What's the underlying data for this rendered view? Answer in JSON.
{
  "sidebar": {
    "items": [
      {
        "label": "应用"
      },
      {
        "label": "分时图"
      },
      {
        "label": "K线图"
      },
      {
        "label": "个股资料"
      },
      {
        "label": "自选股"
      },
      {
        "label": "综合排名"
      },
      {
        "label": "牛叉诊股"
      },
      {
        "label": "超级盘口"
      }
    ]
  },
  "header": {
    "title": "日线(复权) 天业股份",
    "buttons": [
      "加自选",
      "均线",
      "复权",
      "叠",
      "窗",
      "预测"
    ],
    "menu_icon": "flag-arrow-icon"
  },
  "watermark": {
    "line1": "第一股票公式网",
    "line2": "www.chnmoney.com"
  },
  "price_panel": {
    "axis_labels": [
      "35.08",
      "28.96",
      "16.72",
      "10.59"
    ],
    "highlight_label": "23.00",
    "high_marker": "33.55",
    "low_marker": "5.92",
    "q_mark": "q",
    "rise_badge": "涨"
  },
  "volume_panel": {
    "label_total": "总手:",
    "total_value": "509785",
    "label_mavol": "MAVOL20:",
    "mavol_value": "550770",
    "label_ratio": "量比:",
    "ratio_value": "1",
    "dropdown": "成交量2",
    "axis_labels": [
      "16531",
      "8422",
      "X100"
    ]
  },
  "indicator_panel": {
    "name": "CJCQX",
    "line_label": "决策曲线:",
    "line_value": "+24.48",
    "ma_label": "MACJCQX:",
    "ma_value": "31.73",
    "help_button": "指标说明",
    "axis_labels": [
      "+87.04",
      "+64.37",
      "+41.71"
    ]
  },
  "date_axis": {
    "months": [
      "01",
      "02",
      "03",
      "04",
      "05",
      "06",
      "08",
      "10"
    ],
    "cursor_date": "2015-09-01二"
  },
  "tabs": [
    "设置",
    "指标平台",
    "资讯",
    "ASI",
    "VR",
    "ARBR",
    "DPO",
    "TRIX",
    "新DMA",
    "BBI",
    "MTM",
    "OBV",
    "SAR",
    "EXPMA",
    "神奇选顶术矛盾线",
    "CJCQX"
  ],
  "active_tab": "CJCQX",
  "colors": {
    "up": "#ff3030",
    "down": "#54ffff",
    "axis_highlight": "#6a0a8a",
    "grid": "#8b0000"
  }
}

Exercise prompt: Above are the records; retype every one exactly.

Response to the exercise:
What's the underlying data for this rendered view? Answer in JSON.
{
  "sidebar": {
    "items": [
      {
        "label": "应用"
      },
      {
        "label": "分时图"
      },
      {
        "label": "K线图"
      },
      {
        "label": "个股资料"
      },
      {
        "label": "自选股"
      },
      {
        "label": "综合排名"
      },
      {
        "label": "牛叉诊股"
      },
      {
        "label": "超级盘口"
      }
    ]
  },
  "header": {
    "title": "日线(复权) 天业股份",
    "buttons": [
      "加自选",
      "均线",
      "复权",
      "叠",
      "窗",
      "预测"
    ],
    "menu_icon": "flag-arrow-icon"
  },
  "watermark": {
    "line1": "第一股票公式网",
    "line2": "www.chnmoney.com"
  },
  "price_panel": {
    "axis_labels": [
      "35.08",
      "28.96",
      "16.72",
      "10.59"
    ],
    "highlight_label": "23.00",
    "high_marker": "33.55",
    "low_marker": "5.92",
    "q_mark": "q",
    "rise_badge": "涨"
  },
  "volume_panel": {
    "label_total": "总手:",
    "total_value": "509785",
    "label_mavol": "MAVOL20:",
    "mavol_value": "550770",
    "label_ratio": "量比:",
    "ratio_value": "1",
    "dropdown": "成交量2",
    "axis_labels": [
      "16531",
      "8422",
      "X100"
    ]
  },
  "indicator_panel": {
    "name": "CJCQX",
    "line_label": "决策曲线:",
    "line_value": "+24.48",
    "ma_label": "MACJCQX:",
    "ma_value": "31.73",
    "help_button": "指标说明",
    "axis_labels": [
      "+87.04",
      "+64.37",
      "+41.71"
    ]
  },
  "date_axis": {
    "months": [
      "01",
      "02",
      "03",
      "04",
      "05",
      "06",
      "08",
      "10"
    ],
    "cursor_date": "2015-09-01二"
  },
  "tabs": [
    "设置",
    "指标平台",
    "资讯",
    "ASI",
    "VR",
    "ARBR",
    "DPO",
    "TRIX",
    "新DMA",
    "BBI",
    "MTM",
    "OBV",
    "SAR",
    "EXPMA",
    "神奇选顶术矛盾线",
    "CJCQX"
  ],
  "active_tab": "CJCQX",
  "colors": {
    "up": "#ff3030",
    "down": "#54ffff",
    "axis_highlight": "#6a0a8a",
    "grid": "#8b0000"
  }
}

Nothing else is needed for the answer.